(Part of a data file)
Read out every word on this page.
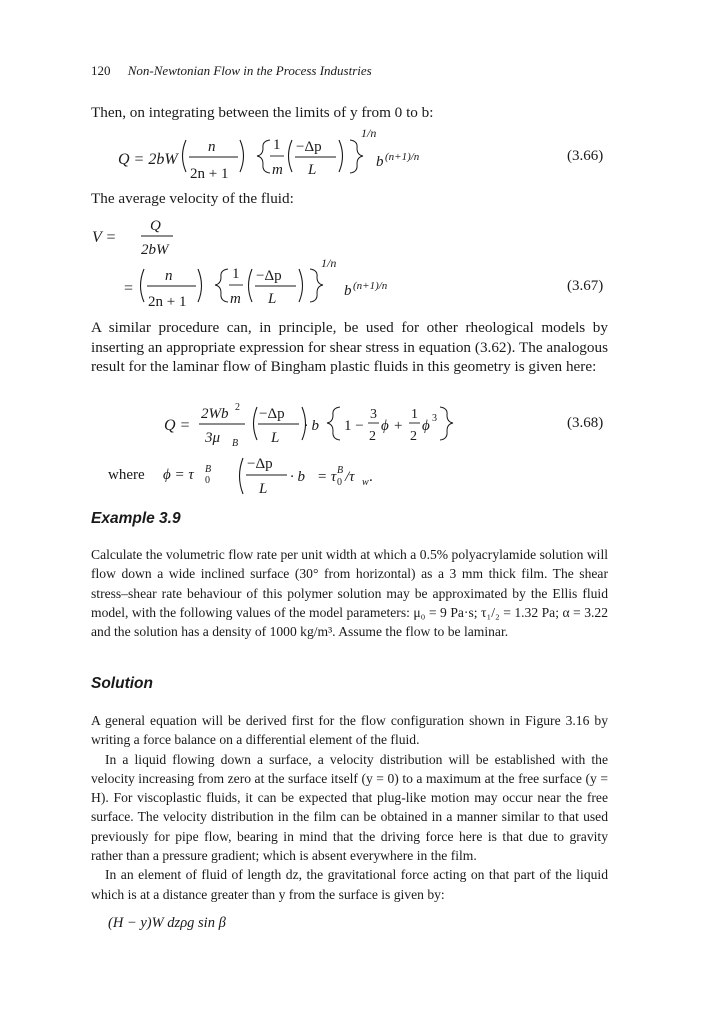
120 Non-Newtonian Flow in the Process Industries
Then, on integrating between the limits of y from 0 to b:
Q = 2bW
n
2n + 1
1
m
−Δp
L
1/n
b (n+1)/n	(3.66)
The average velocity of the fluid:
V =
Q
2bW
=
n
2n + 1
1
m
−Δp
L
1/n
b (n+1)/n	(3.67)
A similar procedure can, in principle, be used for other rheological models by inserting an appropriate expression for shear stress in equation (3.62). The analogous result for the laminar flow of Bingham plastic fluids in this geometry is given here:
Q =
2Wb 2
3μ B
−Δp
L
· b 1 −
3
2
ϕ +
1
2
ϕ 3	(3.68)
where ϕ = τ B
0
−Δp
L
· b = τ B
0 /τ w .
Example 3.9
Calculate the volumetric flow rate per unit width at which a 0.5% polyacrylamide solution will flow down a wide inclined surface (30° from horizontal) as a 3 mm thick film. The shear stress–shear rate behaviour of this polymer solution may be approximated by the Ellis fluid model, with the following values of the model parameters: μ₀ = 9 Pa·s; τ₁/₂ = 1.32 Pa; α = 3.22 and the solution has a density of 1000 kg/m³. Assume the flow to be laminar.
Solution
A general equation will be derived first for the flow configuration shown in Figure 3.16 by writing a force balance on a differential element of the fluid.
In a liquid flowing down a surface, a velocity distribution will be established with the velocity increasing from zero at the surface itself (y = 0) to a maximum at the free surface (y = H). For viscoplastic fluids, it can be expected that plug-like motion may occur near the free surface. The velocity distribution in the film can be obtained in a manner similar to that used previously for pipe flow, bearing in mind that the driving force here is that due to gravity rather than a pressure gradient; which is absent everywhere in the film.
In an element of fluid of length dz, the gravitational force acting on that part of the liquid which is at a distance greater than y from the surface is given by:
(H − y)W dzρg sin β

--

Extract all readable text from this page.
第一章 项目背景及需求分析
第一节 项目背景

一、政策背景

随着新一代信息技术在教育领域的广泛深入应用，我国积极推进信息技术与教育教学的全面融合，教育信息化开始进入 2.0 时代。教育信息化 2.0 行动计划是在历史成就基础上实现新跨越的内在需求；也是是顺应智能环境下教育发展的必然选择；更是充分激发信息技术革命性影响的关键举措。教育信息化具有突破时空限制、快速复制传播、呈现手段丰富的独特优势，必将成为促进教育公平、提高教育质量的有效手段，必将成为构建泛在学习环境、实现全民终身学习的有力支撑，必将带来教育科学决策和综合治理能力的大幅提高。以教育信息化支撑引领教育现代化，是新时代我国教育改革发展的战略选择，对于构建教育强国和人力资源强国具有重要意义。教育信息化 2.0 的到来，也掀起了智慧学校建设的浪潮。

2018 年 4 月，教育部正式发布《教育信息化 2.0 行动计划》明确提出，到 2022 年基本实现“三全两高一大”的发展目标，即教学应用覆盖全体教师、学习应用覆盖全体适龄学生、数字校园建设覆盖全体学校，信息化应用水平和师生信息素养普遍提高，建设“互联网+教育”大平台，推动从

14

### PROBLEM TO WORK ON
Provide only the count of lines in the material above that hold the word "element".

### EXERCISE OUTPUT
2